■ EXERCISE:
Output the records. Match them exactly.

■ Records contained in a dataset:

------------------------------

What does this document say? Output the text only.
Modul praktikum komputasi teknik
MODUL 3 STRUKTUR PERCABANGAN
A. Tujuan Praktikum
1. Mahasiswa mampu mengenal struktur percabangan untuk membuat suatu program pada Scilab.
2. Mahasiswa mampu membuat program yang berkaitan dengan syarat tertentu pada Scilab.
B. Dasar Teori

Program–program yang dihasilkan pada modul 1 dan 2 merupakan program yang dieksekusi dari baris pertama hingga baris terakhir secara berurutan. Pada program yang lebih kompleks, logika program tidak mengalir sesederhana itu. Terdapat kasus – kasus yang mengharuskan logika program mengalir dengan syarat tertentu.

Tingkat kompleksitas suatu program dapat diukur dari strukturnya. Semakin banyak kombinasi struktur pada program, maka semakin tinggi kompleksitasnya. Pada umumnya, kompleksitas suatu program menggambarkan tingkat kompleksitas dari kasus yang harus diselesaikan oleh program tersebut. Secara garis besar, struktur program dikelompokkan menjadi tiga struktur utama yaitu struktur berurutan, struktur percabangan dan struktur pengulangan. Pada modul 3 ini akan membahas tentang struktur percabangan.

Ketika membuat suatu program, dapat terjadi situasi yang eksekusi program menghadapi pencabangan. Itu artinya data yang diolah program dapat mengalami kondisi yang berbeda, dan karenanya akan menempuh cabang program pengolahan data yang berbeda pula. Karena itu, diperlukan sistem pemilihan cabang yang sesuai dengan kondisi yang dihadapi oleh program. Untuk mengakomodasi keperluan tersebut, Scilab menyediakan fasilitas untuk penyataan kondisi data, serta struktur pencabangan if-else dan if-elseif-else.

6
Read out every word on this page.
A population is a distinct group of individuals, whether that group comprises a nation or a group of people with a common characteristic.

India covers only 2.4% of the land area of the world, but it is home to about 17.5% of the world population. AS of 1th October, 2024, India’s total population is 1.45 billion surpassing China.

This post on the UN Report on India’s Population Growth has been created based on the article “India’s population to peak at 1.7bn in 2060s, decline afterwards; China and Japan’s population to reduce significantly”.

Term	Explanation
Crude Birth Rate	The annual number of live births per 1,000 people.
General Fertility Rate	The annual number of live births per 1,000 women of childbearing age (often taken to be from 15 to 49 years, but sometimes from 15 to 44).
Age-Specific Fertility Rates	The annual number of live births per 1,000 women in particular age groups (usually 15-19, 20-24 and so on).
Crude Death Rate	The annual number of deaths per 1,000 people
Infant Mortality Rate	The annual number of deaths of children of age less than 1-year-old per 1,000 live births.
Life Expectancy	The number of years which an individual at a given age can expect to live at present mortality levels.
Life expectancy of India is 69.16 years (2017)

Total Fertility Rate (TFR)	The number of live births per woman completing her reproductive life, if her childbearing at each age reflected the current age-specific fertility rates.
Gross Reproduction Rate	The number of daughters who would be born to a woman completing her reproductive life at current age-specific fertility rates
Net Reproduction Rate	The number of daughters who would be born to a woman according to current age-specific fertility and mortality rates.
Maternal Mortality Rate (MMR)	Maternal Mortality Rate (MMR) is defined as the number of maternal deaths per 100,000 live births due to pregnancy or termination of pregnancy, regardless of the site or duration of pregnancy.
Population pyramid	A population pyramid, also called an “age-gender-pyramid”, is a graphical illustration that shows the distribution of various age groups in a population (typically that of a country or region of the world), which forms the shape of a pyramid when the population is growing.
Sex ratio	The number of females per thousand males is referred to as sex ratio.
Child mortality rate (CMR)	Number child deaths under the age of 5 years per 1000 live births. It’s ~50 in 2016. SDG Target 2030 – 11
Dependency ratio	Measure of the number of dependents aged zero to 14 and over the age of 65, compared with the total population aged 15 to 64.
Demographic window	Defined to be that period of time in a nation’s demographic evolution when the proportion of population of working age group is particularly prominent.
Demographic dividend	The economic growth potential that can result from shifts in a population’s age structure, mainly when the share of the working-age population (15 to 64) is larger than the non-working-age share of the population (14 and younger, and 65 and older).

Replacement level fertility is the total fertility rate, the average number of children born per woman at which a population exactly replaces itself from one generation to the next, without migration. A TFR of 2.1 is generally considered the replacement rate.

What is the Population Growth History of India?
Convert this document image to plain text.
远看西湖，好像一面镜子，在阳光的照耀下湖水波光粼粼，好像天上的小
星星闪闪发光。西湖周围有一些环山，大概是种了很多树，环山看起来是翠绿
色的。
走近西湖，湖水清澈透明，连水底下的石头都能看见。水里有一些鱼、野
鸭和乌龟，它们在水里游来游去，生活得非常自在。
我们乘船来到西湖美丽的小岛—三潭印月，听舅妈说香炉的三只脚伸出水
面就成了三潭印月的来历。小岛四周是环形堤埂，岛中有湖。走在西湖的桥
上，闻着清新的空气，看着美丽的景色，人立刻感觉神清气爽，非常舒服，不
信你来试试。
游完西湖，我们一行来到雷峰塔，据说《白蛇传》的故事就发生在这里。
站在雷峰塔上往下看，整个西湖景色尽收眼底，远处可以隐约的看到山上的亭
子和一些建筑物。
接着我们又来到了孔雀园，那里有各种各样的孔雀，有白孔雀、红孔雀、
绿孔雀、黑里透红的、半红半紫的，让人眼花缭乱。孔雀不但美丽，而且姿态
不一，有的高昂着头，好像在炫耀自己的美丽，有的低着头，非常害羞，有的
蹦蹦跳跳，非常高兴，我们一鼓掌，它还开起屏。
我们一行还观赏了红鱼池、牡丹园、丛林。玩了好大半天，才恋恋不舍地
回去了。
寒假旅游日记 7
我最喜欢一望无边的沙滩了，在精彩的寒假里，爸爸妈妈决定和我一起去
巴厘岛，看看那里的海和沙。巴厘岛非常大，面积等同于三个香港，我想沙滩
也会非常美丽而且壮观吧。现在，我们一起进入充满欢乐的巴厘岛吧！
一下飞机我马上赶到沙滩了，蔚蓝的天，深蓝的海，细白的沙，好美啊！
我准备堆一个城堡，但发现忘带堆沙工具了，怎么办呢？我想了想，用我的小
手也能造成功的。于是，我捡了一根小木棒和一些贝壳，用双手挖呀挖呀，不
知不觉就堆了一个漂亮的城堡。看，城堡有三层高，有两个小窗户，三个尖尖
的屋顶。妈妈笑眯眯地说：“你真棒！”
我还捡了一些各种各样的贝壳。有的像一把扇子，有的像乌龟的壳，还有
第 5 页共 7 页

------------------------------

■ REPLY TO THE EXERCISE:
What does this document say? Output the text only.
Modul praktikum komputasi teknik
MODUL 3 STRUKTUR PERCABANGAN
A. Tujuan Praktikum
1. Mahasiswa mampu mengenal struktur percabangan untuk membuat suatu program pada Scilab.
2. Mahasiswa mampu membuat program yang berkaitan dengan syarat tertentu pada Scilab.
B. Dasar Teori

Program–program yang dihasilkan pada modul 1 dan 2 merupakan program yang dieksekusi dari baris pertama hingga baris terakhir secara berurutan. Pada program yang lebih kompleks, logika program tidak mengalir sesederhana itu. Terdapat kasus – kasus yang mengharuskan logika program mengalir dengan syarat tertentu.

Tingkat kompleksitas suatu program dapat diukur dari strukturnya. Semakin banyak kombinasi struktur pada program, maka semakin tinggi kompleksitasnya. Pada umumnya, kompleksitas suatu program menggambarkan tingkat kompleksitas dari kasus yang harus diselesaikan oleh program tersebut. Secara garis besar, struktur program dikelompokkan menjadi tiga struktur utama yaitu struktur berurutan, struktur percabangan dan struktur pengulangan. Pada modul 3 ini akan membahas tentang struktur percabangan.

Ketika membuat suatu program, dapat terjadi situasi yang eksekusi program menghadapi pencabangan. Itu artinya data yang diolah program dapat mengalami kondisi yang berbeda, dan karenanya akan menempuh cabang program pengolahan data yang berbeda pula. Karena itu, diperlukan sistem pemilihan cabang yang sesuai dengan kondisi yang dihadapi oleh program. Untuk mengakomodasi keperluan tersebut, Scilab menyediakan fasilitas untuk penyataan kondisi data, serta struktur pencabangan if-else dan if-elseif-else.

6
Read out every word on this page.
A population is a distinct group of individuals, whether that group comprises a nation or a group of people with a common characteristic.

India covers only 2.4% of the land area of the world, but it is home to about 17.5% of the world population. AS of 1th October, 2024, India’s total population is 1.45 billion surpassing China.

This post on the UN Report on India’s Population Growth has been created based on the article “India’s population to peak at 1.7bn in 2060s, decline afterwards; China and Japan’s population to reduce significantly”.

Term	Explanation
Crude Birth Rate	The annual number of live births per 1,000 people.
General Fertility Rate	The annual number of live births per 1,000 women of childbearing age (often taken to be from 15 to 49 years, but sometimes from 15 to 44).
Age-Specific Fertility Rates	The annual number of live births per 1,000 women in particular age groups (usually 15-19, 20-24 and so on).
Crude Death Rate	The annual number of deaths per 1,000 people
Infant Mortality Rate	The annual number of deaths of children of age less than 1-year-old per 1,000 live births.
Life Expectancy	The number of years which an individual at a given age can expect to live at present mortality levels.
Life expectancy of India is 69.16 years (2017)

Total Fertility Rate (TFR)	The number of live births per woman completing her reproductive life, if her childbearing at each age reflected the current age-specific fertility rates.
Gross Reproduction Rate	The number of daughters who would be born to a woman completing her reproductive life at current age-specific fertility rates
Net Reproduction Rate	The number of daughters who would be born to a woman according to current age-specific fertility and mortality rates.
Maternal Mortality Rate (MMR)	Maternal Mortality Rate (MMR) is defined as the number of maternal deaths per 100,000 live births due to pregnancy or termination of pregnancy, regardless of the site or duration of pregnancy.
Population pyramid	A population pyramid, also called an “age-gender-pyramid”, is a graphical illustration that shows the distribution of various age groups in a population (typically that of a country or region of the world), which forms the shape of a pyramid when the population is growing.
Sex ratio	The number of females per thousand males is referred to as sex ratio.
Child mortality rate (CMR)	Number child deaths under the age of 5 years per 1000 live births. It’s ~50 in 2016. SDG Target 2030 – 11
Dependency ratio	Measure of the number of dependents aged zero to 14 and over the age of 65, compared with the total population aged 15 to 64.
Demographic window	Defined to be that period of time in a nation’s demographic evolution when the proportion of population of working age group is particularly prominent.
Demographic dividend	The economic growth potential that can result from shifts in a population’s age structure, mainly when the share of the working-age population (15 to 64) is larger than the non-working-age share of the population (14 and younger, and 65 and older).

Replacement level fertility is the total fertility rate, the average number of children born per woman at which a population exactly replaces itself from one generation to the next, without migration. A TFR of 2.1 is generally considered the replacement rate.

What is the Population Growth History of India?
Convert this document image to plain text.
远看西湖，好像一面镜子，在阳光的照耀下湖水波光粼粼，好像天上的小
星星闪闪发光。西湖周围有一些环山，大概是种了很多树，环山看起来是翠绿
色的。
走近西湖，湖水清澈透明，连水底下的石头都能看见。水里有一些鱼、野
鸭和乌龟，它们在水里游来游去，生活得非常自在。
我们乘船来到西湖美丽的小岛—三潭印月，听舅妈说香炉的三只脚伸出水
面就成了三潭印月的来历。小岛四周是环形堤埂，岛中有湖。走在西湖的桥
上，闻着清新的空气，看着美丽的景色，人立刻感觉神清气爽，非常舒服，不
信你来试试。
游完西湖，我们一行来到雷峰塔，据说《白蛇传》的故事就发生在这里。
站在雷峰塔上往下看，整个西湖景色尽收眼底，远处可以隐约的看到山上的亭
子和一些建筑物。
接着我们又来到了孔雀园，那里有各种各样的孔雀，有白孔雀、红孔雀、
绿孔雀、黑里透红的、半红半紫的，让人眼花缭乱。孔雀不但美丽，而且姿态
不一，有的高昂着头，好像在炫耀自己的美丽，有的低着头，非常害羞，有的
蹦蹦跳跳，非常高兴，我们一鼓掌，它还开起屏。
我们一行还观赏了红鱼池、牡丹园、丛林。玩了好大半天，才恋恋不舍地
回去了。
寒假旅游日记 7
我最喜欢一望无边的沙滩了，在精彩的寒假里，爸爸妈妈决定和我一起去
巴厘岛，看看那里的海和沙。巴厘岛非常大，面积等同于三个香港，我想沙滩
也会非常美丽而且壮观吧。现在，我们一起进入充满欢乐的巴厘岛吧！
一下飞机我马上赶到沙滩了，蔚蓝的天，深蓝的海，细白的沙，好美啊！
我准备堆一个城堡，但发现忘带堆沙工具了，怎么办呢？我想了想，用我的小
手也能造成功的。于是，我捡了一根小木棒和一些贝壳，用双手挖呀挖呀，不
知不觉就堆了一个漂亮的城堡。看，城堡有三层高，有两个小窗户，三个尖尖
的屋顶。妈妈笑眯眯地说：“你真棒！”
我还捡了一些各种各样的贝壳。有的像一把扇子，有的像乌龟的壳，还有
第 5 页共 7 页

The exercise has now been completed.